*Задание 1*:
Какое значение имеет имя Катерина в переводе с греческого, согласно рецензии на ярославский спектакль?
*Задание 2*:
Перечисли всех писателей, которые упомянуты по фамилии в рецензии на ярославский спектакль.

*Показанный текст*:
Ярославль

Выпуск №3-133/2010, В России

Ярославль

Пьесу Леонида Андреева «Екатерина Ивановна» поставил в Российском государственном академическом театре драмы им. Ф.Г.Волкова Евгений Марчелли.

«Прекрасная Дама» обернулась блудницей. Сюжет, ставший в некотором роде фатальным для русской литературы. Таков сюжет и «Екатерины Ивановны» Леонида Андреева.

Через всю сцену гонится за молодой женщиной человек с искаженным лицом, полный исступленной ярости - с револьвером в руке. Звучат выстрелы. Пули летят мимо. Кажется, что вся воля и энергия жизни Георгия Стибелева (Евгений Мундум) уложились в несколько выстрелов. Подозрения в неверности привели к взрыву ревности. Стрелял скверно. Хотел убить и не убил. Он мучается от своей бездарности и пустоты. Парадокс в том, что Екатерина Ивановна не изменяла мужу.

В переводе с греческого Катерина значит - «чистая», «безгрешная». Катерина - для русской литературы имя столь же знаковое, сколь Татьяна или Машенька. Однако судьба «чистой» Катерины в русской литературе - стать роковой, инфернальной женщиной, несущей в себе грех и падение. И пани Катерина из повести Гоголя «Страшная месть», и трагедийная героиня «Грозы» Островского, и Катерина Измайлова из повести Лескова «Леди Макбет Мценского уезда», и Катюша Маслова из романа Толстого. А впереди грядет Катька из «Двенадцати» Блока («Что, Катька? Рада? Ни гу-гу? Лежи, ты, падаль, на снегу!»). В двух романах («Преступление и наказание» и «Братья Карамазовы») Достоевский называет героиню с печатью «роковой женщины» - Екатерина Ивановна. Отвечает ли героиня Екатерина Ивановна у Л.Андреева миссии русской «чистоты», незапятнанности?

*Строки*:

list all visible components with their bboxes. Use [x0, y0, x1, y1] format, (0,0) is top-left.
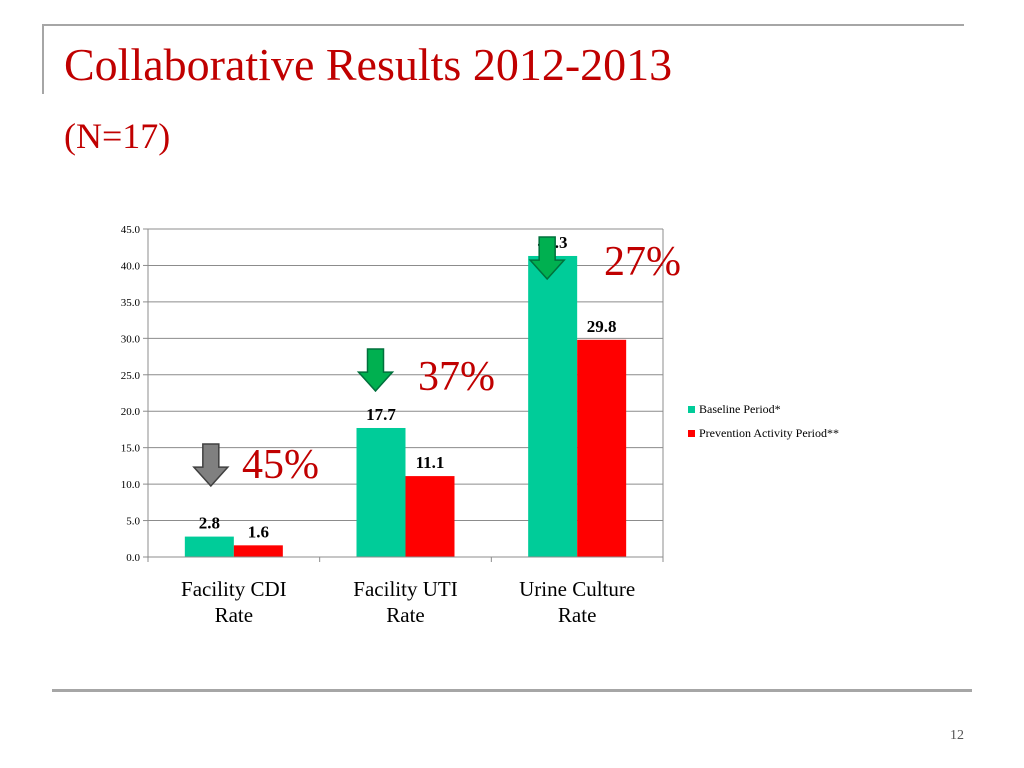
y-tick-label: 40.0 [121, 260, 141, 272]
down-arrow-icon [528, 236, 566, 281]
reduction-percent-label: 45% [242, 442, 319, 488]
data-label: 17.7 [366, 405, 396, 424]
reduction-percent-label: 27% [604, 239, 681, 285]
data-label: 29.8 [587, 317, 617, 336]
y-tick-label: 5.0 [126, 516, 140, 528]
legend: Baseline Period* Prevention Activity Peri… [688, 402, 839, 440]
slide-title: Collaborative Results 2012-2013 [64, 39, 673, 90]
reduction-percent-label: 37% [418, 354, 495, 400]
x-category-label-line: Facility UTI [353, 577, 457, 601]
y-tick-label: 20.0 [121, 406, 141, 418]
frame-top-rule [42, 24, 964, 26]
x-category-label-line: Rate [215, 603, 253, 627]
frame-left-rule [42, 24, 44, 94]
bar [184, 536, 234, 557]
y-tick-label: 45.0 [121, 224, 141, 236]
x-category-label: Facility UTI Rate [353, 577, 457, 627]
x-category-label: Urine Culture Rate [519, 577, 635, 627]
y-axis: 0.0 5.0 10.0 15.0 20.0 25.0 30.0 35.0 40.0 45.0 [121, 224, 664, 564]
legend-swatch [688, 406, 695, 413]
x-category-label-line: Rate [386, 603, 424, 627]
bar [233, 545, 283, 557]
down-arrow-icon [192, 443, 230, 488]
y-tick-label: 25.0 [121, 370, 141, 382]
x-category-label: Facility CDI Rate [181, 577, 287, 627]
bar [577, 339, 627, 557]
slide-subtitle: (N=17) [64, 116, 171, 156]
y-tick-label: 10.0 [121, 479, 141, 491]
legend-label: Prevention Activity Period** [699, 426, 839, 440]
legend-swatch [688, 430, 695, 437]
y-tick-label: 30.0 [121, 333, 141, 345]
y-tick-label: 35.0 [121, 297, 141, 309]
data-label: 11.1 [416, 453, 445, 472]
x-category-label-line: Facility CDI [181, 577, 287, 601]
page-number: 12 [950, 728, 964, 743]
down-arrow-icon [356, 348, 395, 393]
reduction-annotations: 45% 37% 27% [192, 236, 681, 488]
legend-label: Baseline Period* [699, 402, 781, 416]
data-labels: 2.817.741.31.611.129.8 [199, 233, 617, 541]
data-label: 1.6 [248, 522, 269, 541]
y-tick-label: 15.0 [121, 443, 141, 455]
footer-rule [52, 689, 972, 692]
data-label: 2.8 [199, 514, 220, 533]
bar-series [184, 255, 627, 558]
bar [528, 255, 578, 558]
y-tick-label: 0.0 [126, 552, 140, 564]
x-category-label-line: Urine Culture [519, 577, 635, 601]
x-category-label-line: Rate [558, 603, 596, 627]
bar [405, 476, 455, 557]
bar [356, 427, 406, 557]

*Готовый ответ 1*:
«Чистая», «безгрешная».

*Готовый ответ 2*:
Андреев, Гоголь, Островский, Лесков, Толстой, Блок, Достоевский.